— TASK INSTRUCTIONS —
Give every entry again, unchanged, and leave its images out.

** BEGIN DATASET EXTRACT **

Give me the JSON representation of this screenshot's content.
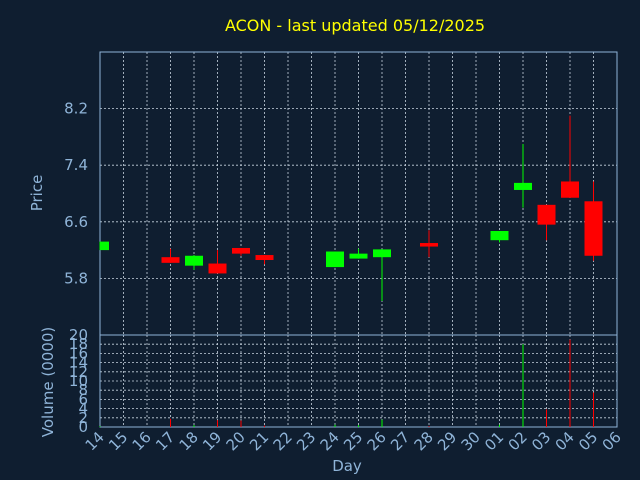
{
  "chart_data": {
    "type": "candlestick",
    "title": "ACON - last updated 05/12/2025",
    "xlabel": "Day",
    "ylabel_price": "Price",
    "ylabel_volume": "Volume (0000)",
    "x_ticks": [
      "14",
      "15",
      "16",
      "17",
      "18",
      "19",
      "20",
      "21",
      "22",
      "23",
      "24",
      "25",
      "26",
      "27",
      "28",
      "29",
      "30",
      "01",
      "02",
      "03",
      "04",
      "05",
      "06"
    ],
    "price_ticks": [
      "5.8",
      "6.6",
      "7.4",
      "8.2"
    ],
    "price_ylim": [
      5.0,
      9.0
    ],
    "volume_ticks": [
      "0",
      "2",
      "4",
      "6",
      "8",
      "10",
      "12",
      "14",
      "16",
      "18",
      "20"
    ],
    "volume_ylim": [
      0,
      20
    ],
    "candles": [
      {
        "i": 0,
        "open": 6.2,
        "close": 6.32,
        "high": 6.32,
        "low": 6.2,
        "volume": 0.2
      },
      {
        "i": 3,
        "open": 6.1,
        "close": 6.02,
        "high": 6.22,
        "low": 6.02,
        "volume": 1.8
      },
      {
        "i": 4,
        "open": 5.98,
        "close": 6.12,
        "high": 6.13,
        "low": 5.92,
        "volume": 0.4
      },
      {
        "i": 5,
        "open": 6.01,
        "close": 5.87,
        "high": 6.2,
        "low": 5.87,
        "volume": 1.5
      },
      {
        "i": 6,
        "open": 6.23,
        "close": 6.15,
        "high": 6.23,
        "low": 6.12,
        "volume": 1.4
      },
      {
        "i": 7,
        "open": 6.13,
        "close": 6.06,
        "high": 6.13,
        "low": 6.0,
        "volume": 0.3
      },
      {
        "i": 10,
        "open": 5.96,
        "close": 6.18,
        "high": 6.18,
        "low": 5.96,
        "volume": 0.5
      },
      {
        "i": 11,
        "open": 6.08,
        "close": 6.15,
        "high": 6.22,
        "low": 6.08,
        "volume": 0.4
      },
      {
        "i": 12,
        "open": 6.1,
        "close": 6.21,
        "high": 6.21,
        "low": 5.48,
        "volume": 1.6
      },
      {
        "i": 14,
        "open": 6.3,
        "close": 6.25,
        "high": 6.48,
        "low": 6.1,
        "volume": 0.2
      },
      {
        "i": 17,
        "open": 6.34,
        "close": 6.47,
        "high": 6.47,
        "low": 6.31,
        "volume": 0.5
      },
      {
        "i": 18,
        "open": 7.05,
        "close": 7.15,
        "high": 7.7,
        "low": 6.8,
        "volume": 18.0
      },
      {
        "i": 19,
        "open": 6.84,
        "close": 6.56,
        "high": 6.84,
        "low": 6.34,
        "volume": 3.8
      },
      {
        "i": 20,
        "open": 7.17,
        "close": 6.94,
        "high": 8.1,
        "low": 6.94,
        "volume": 19.0
      },
      {
        "i": 21,
        "open": 6.89,
        "close": 6.12,
        "high": 7.17,
        "low": 6.05,
        "volume": 7.5
      }
    ],
    "up_color": "#00ff00",
    "down_color": "#ff0000",
    "grid": true,
    "legend": false
  }
}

** END DATASET EXTRACT **

— FINISHED EXERCISE —
Give me the JSON representation of this screenshot's content.
{
  "chart_data": {
    "type": "candlestick",
    "title": "ACON - last updated 05/12/2025",
    "xlabel": "Day",
    "ylabel_price": "Price",
    "ylabel_volume": "Volume (0000)",
    "x_ticks": [
      "14",
      "15",
      "16",
      "17",
      "18",
      "19",
      "20",
      "21",
      "22",
      "23",
      "24",
      "25",
      "26",
      "27",
      "28",
      "29",
      "30",
      "01",
      "02",
      "03",
      "04",
      "05",
      "06"
    ],
    "price_ticks": [
      "5.8",
      "6.6",
      "7.4",
      "8.2"
    ],
    "price_ylim": [
      5.0,
      9.0
    ],
    "volume_ticks": [
      "0",
      "2",
      "4",
      "6",
      "8",
      "10",
      "12",
      "14",
      "16",
      "18",
      "20"
    ],
    "volume_ylim": [
      0,
      20
    ],
    "candles": [
      {
        "i": 0,
        "open": 6.2,
        "close": 6.32,
        "high": 6.32,
        "low": 6.2,
        "volume": 0.2
      },
      {
        "i": 3,
        "open": 6.1,
        "close": 6.02,
        "high": 6.22,
        "low": 6.02,
        "volume": 1.8
      },
      {
        "i": 4,
        "open": 5.98,
        "close": 6.12,
        "high": 6.13,
        "low": 5.92,
        "volume": 0.4
      },
      {
        "i": 5,
        "open": 6.01,
        "close": 5.87,
        "high": 6.2,
        "low": 5.87,
        "volume": 1.5
      },
      {
        "i": 6,
        "open": 6.23,
        "close": 6.15,
        "high": 6.23,
        "low": 6.12,
        "volume": 1.4
      },
      {
        "i": 7,
        "open": 6.13,
        "close": 6.06,
        "high": 6.13,
        "low": 6.0,
        "volume": 0.3
      },
      {
        "i": 10,
        "open": 5.96,
        "close": 6.18,
        "high": 6.18,
        "low": 5.96,
        "volume": 0.5
      },
      {
        "i": 11,
        "open": 6.08,
        "close": 6.15,
        "high": 6.22,
        "low": 6.08,
        "volume": 0.4
      },
      {
        "i": 12,
        "open": 6.1,
        "close": 6.21,
        "high": 6.21,
        "low": 5.48,
        "volume": 1.6
      },
      {
        "i": 14,
        "open": 6.3,
        "close": 6.25,
        "high": 6.48,
        "low": 6.1,
        "volume": 0.2
      },
      {
        "i": 17,
        "open": 6.34,
        "close": 6.47,
        "high": 6.47,
        "low": 6.31,
        "volume": 0.5
      },
      {
        "i": 18,
        "open": 7.05,
        "close": 7.15,
        "high": 7.7,
        "low": 6.8,
        "volume": 18.0
      },
      {
        "i": 19,
        "open": 6.84,
        "close": 6.56,
        "high": 6.84,
        "low": 6.34,
        "volume": 3.8
      },
      {
        "i": 20,
        "open": 7.17,
        "close": 6.94,
        "high": 8.1,
        "low": 6.94,
        "volume": 19.0
      },
      {
        "i": 21,
        "open": 6.89,
        "close": 6.12,
        "high": 7.17,
        "low": 6.05,
        "volume": 7.5
      }
    ],
    "up_color": "#00ff00",
    "down_color": "#ff0000",
    "grid": true,
    "legend": false
  }
}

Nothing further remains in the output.